══ Entries provided

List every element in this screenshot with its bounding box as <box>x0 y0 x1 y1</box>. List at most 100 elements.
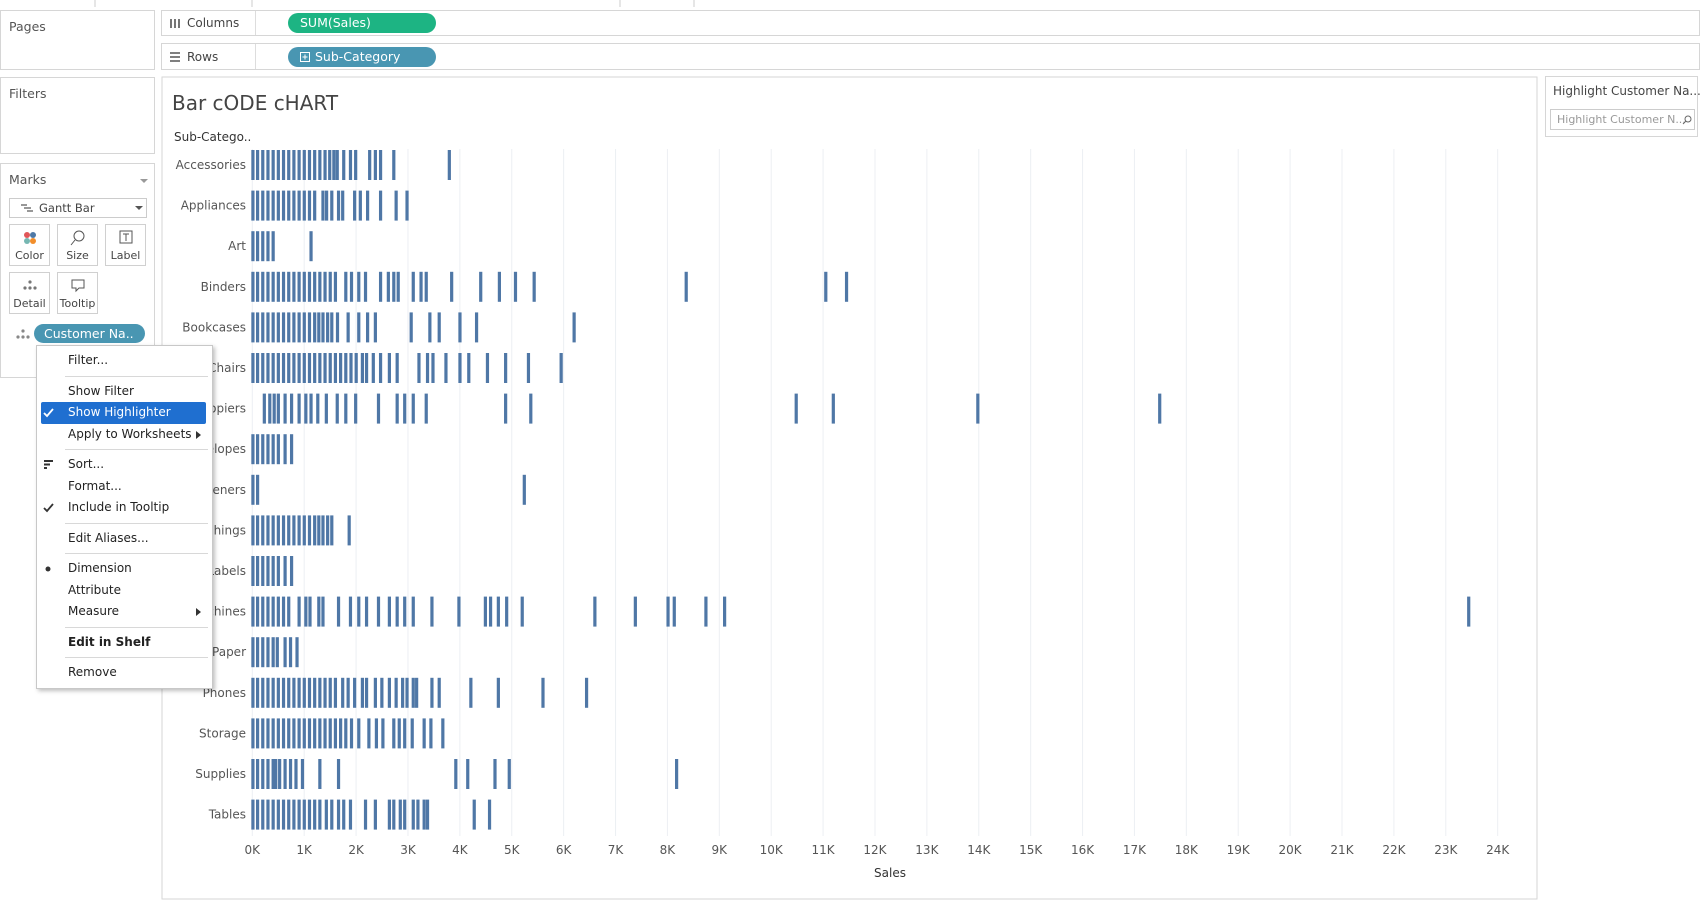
barcode-mark <box>287 718 291 749</box>
barcode-mark <box>357 596 361 627</box>
barcode-mark <box>316 393 320 424</box>
highlighter-input[interactable]: Highlight Customer N... <box>1550 109 1695 130</box>
columns-label: Columns <box>187 16 240 30</box>
barcode-mark <box>302 150 306 180</box>
marks-collapse[interactable] <box>139 177 149 185</box>
barcode-mark <box>354 150 358 180</box>
barcode-mark <box>335 312 340 343</box>
barcode-mark <box>493 759 497 789</box>
menu-item[interactable]: Edit Aliases... <box>37 528 212 550</box>
marks-button[interactable]: Tooltip <box>57 272 98 314</box>
sum-sales-pill[interactable]: SUM(Sales) <box>288 13 436 33</box>
menu-item[interactable]: Include in Tooltip <box>37 497 212 519</box>
x-tick-label: 19K <box>1227 843 1251 857</box>
barcode-mark <box>276 799 280 830</box>
barcode-mark <box>271 434 275 465</box>
menu-item[interactable]: Attribute <box>37 580 212 602</box>
barcode-mark <box>292 312 296 343</box>
menu-item[interactable]: Dimension <box>37 558 212 580</box>
barcode-mark <box>349 271 354 302</box>
customer-name-pill[interactable]: Customer Na.. <box>34 324 145 343</box>
barcode-mark <box>261 759 265 789</box>
pages-card: Pages <box>0 10 155 70</box>
barcode-mark <box>387 799 391 830</box>
barcode-mark <box>428 312 432 343</box>
barcode-mark <box>295 637 299 668</box>
columns-icon <box>170 19 180 28</box>
barcode-mark <box>336 799 341 830</box>
menu-marker <box>43 408 54 418</box>
y-tick-label: Bookcases <box>182 320 246 334</box>
barcode-mark <box>976 393 980 424</box>
barcode-mark <box>292 718 296 749</box>
marks-button[interactable]: Size <box>57 224 98 266</box>
menu-item[interactable]: Show Highlighter <box>41 402 206 424</box>
barcode-mark <box>401 677 405 708</box>
menu-item[interactable]: Format... <box>37 476 212 498</box>
gantt-icon <box>21 204 33 212</box>
barcode-mark <box>392 799 396 830</box>
menu-item-label: Apply to Worksheets <box>68 426 192 441</box>
barcode-mark <box>403 799 407 830</box>
barcode-mark <box>307 515 312 546</box>
menu-item[interactable]: Show Filter <box>37 381 212 403</box>
barcode-mark <box>346 677 350 708</box>
barcode-mark <box>466 759 470 789</box>
barcode-mark <box>397 718 401 749</box>
barcode-mark <box>326 312 330 343</box>
barcode-mark <box>394 677 398 708</box>
barcode-mark <box>266 596 270 627</box>
barcode-mark <box>297 393 301 424</box>
menu-item[interactable]: Filter... <box>37 350 212 372</box>
barcode-mark <box>328 353 332 383</box>
barcode-mark <box>302 312 306 343</box>
barcode-mark <box>330 190 334 221</box>
barcode-mark <box>416 799 420 830</box>
barcode-mark <box>297 150 301 180</box>
x-tick-label: 7K <box>608 843 625 857</box>
barcode-mark <box>1158 393 1162 424</box>
y-tick-label: Tables <box>208 808 246 822</box>
barcode-mark <box>411 393 415 424</box>
mark-type-dropdown[interactable]: Gantt Bar <box>9 198 147 218</box>
barcode-mark <box>532 271 536 302</box>
barcode-mark <box>326 515 330 546</box>
barcode-mark <box>261 150 265 180</box>
x-tick-label: 18K <box>1175 843 1199 857</box>
barcode-mark <box>276 393 280 424</box>
submenu-arrow <box>196 430 201 439</box>
barcode-mark <box>307 150 312 180</box>
barcode-mark <box>304 393 308 424</box>
barcode-mark <box>376 393 381 424</box>
barcode-mark <box>294 759 298 789</box>
sub-category-pill[interactable]: Sub-Category <box>288 47 436 67</box>
barcode-mark <box>271 353 275 383</box>
barcode-mark <box>300 759 305 789</box>
menu-item[interactable]: Apply to Worksheets <box>37 424 212 446</box>
marks-button[interactable]: Detail <box>9 272 50 314</box>
x-tick-label: 11K <box>812 843 836 857</box>
marks-card: Marks Gantt Bar Customer Na.. Color Size L… <box>0 163 155 378</box>
barcode-mark <box>271 718 275 749</box>
barcode-mark <box>262 393 266 424</box>
barcode-mark <box>410 718 414 749</box>
barcode-mark <box>387 596 391 627</box>
barcode-mark <box>378 150 383 180</box>
barcode-mark <box>276 718 280 749</box>
barcode-mark <box>505 596 509 627</box>
menu-item[interactable]: Sort... <box>37 454 212 476</box>
marks-button[interactable]: Color <box>9 224 50 266</box>
search-icon <box>1682 115 1692 125</box>
marks-button[interactable]: Label <box>105 224 146 266</box>
menu-marker <box>44 460 53 469</box>
menu-item[interactable]: Edit in Shelf <box>37 632 212 654</box>
menu-item[interactable]: Remove <box>37 662 212 684</box>
menu-item[interactable]: Measure <box>37 601 212 623</box>
barcode-mark <box>251 190 255 221</box>
barcode-mark <box>344 393 348 424</box>
barcode-mark <box>328 271 332 302</box>
barcode-mark <box>255 190 260 221</box>
barcode-mark <box>283 434 287 465</box>
barcode-mark <box>336 596 341 627</box>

════

Can you recast every line of the material above as a Markdown table with the columns Row and Entry, numbering each line, skipping blank lines, and leaving the pictures out?

**Written answer**
| Row | Entry |
|---|---|
| 1 | List every element in this screenshot with its bounding box as <box>x0 y0 x1 y1</box>. List at most 100 elements. |
| 2 | barcode-mark <box>287 718 291 749</box> |
| 3 | barcode-mark <box>357 596 361 627</box> |
| 4 | barcode-mark <box>316 393 320 424</box> |
| 5 | highlighter-input[interactable]: Highlight Customer N... <box>1550 109 1695 130</box> |
| 6 | columns-label: Columns <box>187 16 240 30</box> |
| 7 | barcode-mark <box>302 150 306 180</box> |
| 8 | marks-collapse[interactable] <box>139 177 149 185</box> |
| 9 | barcode-mark <box>354 150 358 180</box> |
| 10 | barcode-mark <box>335 312 340 343</box> |
| 11 | barcode-mark <box>493 759 497 789</box> |
| 12 | menu-item[interactable]: Edit Aliases... <box>37 528 212 550</box> |
| 13 | marks-button[interactable]: Tooltip <box>57 272 98 314</box> |
| 14 | sum-sales-pill[interactable]: SUM(Sales) <box>288 13 436 33</box> |
| 15 | menu-item[interactable]: Include in Tooltip <box>37 497 212 519</box> |
| 16 | x-tick-label: 19K <box>1227 843 1251 857</box> |
| 17 | barcode-mark <box>276 799 280 830</box> |
| 18 | barcode-mark <box>271 434 275 465</box> |
| 19 | menu-item[interactable]: Attribute <box>37 580 212 602</box> |
| 20 | barcode-mark <box>292 312 296 343</box> |
| 21 | menu-item[interactable]: Dimension <box>37 558 212 580</box> |
| 22 | barcode-mark <box>349 271 354 302</box> |
| 23 | customer-name-pill[interactable]: Customer Na.. <box>34 324 145 343</box> |
| 24 | barcode-mark <box>261 759 265 789</box> |
| 25 | pages-card: Pages <box>0 10 155 70</box> |
| 26 | barcode-mark <box>387 799 391 830</box> |
| 27 | barcode-mark <box>428 312 432 343</box> |
| 28 | barcode-mark <box>295 637 299 668</box> |
| 29 | columns-icon <box>170 19 180 28</box> |
| 30 | barcode-mark <box>336 799 341 830</box> |
| 31 | menu-marker <box>43 408 54 418</box> |
| 32 | y-tick-label: Bookcases <box>182 320 246 334</box> |
| 33 | barcode-mark <box>976 393 980 424</box> |
| 34 | barcode-mark <box>292 718 296 749</box> |
| 35 | marks-button[interactable]: Size <box>57 224 98 266</box> |
| 36 | menu-item[interactable]: Show Highlighter <box>41 402 206 424</box> |
| 37 | barcode-mark <box>401 677 405 708</box> |
| 38 | menu-item[interactable]: Format... <box>37 476 212 498</box> |
| 39 | gantt-icon <box>21 204 33 212</box> |
| 40 | barcode-mark <box>392 799 396 830</box> |
| 41 | menu-item-label: Apply to Worksheets <box>68 426 192 441</box> |
| 42 | barcode-mark <box>403 799 407 830</box> |
| 43 | barcode-mark <box>307 515 312 546</box> |
| 44 | menu-item[interactable]: Show Filter <box>37 381 212 403</box> |
| 45 | barcode-mark <box>346 677 350 708</box> |
| 46 | barcode-mark <box>466 759 470 789</box> |
| 47 | barcode-mark <box>397 718 401 749</box> |
| 48 | barcode-mark <box>326 312 330 343</box> |
| 49 | barcode-mark <box>394 677 398 708</box> |
| 50 | barcode-mark <box>266 596 270 627</box> |
| 51 | barcode-mark <box>297 393 301 424</box> |
| 52 | menu-item[interactable]: Filter... <box>37 350 212 372</box> |
| 53 | barcode-mark <box>328 353 332 383</box> |
| 54 | barcode-mark <box>302 312 306 343</box> |
| 55 | barcode-mark <box>330 190 334 221</box> |
| 56 | barcode-mark <box>416 799 420 830</box> |
| 57 | barcode-mark <box>297 150 301 180</box> |
| 58 | x-tick-label: 7K <box>608 843 625 857</box> |
| 59 | barcode-mark <box>1158 393 1162 424</box> |
| 60 | y-tick-label: Tables <box>208 808 246 822</box> |
| 61 | barcode-mark <box>411 393 415 424</box> |
| 62 | mark-type-dropdown[interactable]: Gantt Bar <box>9 198 147 218</box> |
| 63 | barcode-mark <box>532 271 536 302</box> |
| 64 | barcode-mark <box>326 515 330 546</box> |
| 65 | barcode-mark <box>261 150 265 180</box> |
| 66 | x-tick-label: 18K <box>1175 843 1199 857</box> |
| 67 | barcode-mark <box>276 393 280 424</box> |
| 68 | submenu-arrow <box>196 430 201 439</box> |
| 69 | barcode-mark <box>307 150 312 180</box> |
| 70 | barcode-mark <box>304 393 308 424</box> |
| 71 | barcode-mark <box>376 393 381 424</box> |
| 72 | barcode-mark <box>294 759 298 789</box> |
| 73 | sub-category-pill[interactable]: Sub-Category <box>288 47 436 67</box> |
| 74 | barcode-mark <box>271 353 275 383</box> |
| 75 | barcode-mark <box>300 759 305 789</box> |
| 76 | menu-item[interactable]: Apply to Worksheets <box>37 424 212 446</box> |
| 77 | marks-button[interactable]: Detail <box>9 272 50 314</box> |
| 78 | x-tick-label: 11K <box>812 843 836 857</box> |
| 79 | marks-card: Marks Gantt Bar Customer Na.. Color Size L… <box>0 163 155 378</box> |
| 80 | barcode-mark <box>271 718 275 749</box> |
| 81 | barcode-mark <box>262 393 266 424</box> |
| 82 | barcode-mark <box>410 718 414 749</box> |
| 83 | barcode-mark <box>387 596 391 627</box> |
| 84 | barcode-mark <box>378 150 383 180</box> |
| 85 | barcode-mark <box>276 718 280 749</box> |
| 86 | barcode-mark <box>505 596 509 627</box> |
| 87 | menu-item[interactable]: Sort... <box>37 454 212 476</box> |
| 88 | marks-button[interactable]: Color <box>9 224 50 266</box> |
| 89 | search-icon <box>1682 115 1692 125</box> |
| 90 | marks-button[interactable]: Label <box>105 224 146 266</box> |
| 91 | menu-marker <box>44 460 53 469</box> |
| 92 | menu-item[interactable]: Edit in Shelf <box>37 632 212 654</box> |
| 93 | menu-item[interactable]: Remove <box>37 662 212 684</box> |
| 94 | menu-item[interactable]: Measure <box>37 601 212 623</box> |
| 95 | barcode-mark <box>251 190 255 221</box> |
| 96 | barcode-mark <box>344 393 348 424</box> |
| 97 | barcode-mark <box>328 271 332 302</box> |
| 98 | barcode-mark <box>255 190 260 221</box> |
| 99 | barcode-mark <box>283 434 287 465</box> |
| 100 | barcode-mark <box>336 596 341 627</box> |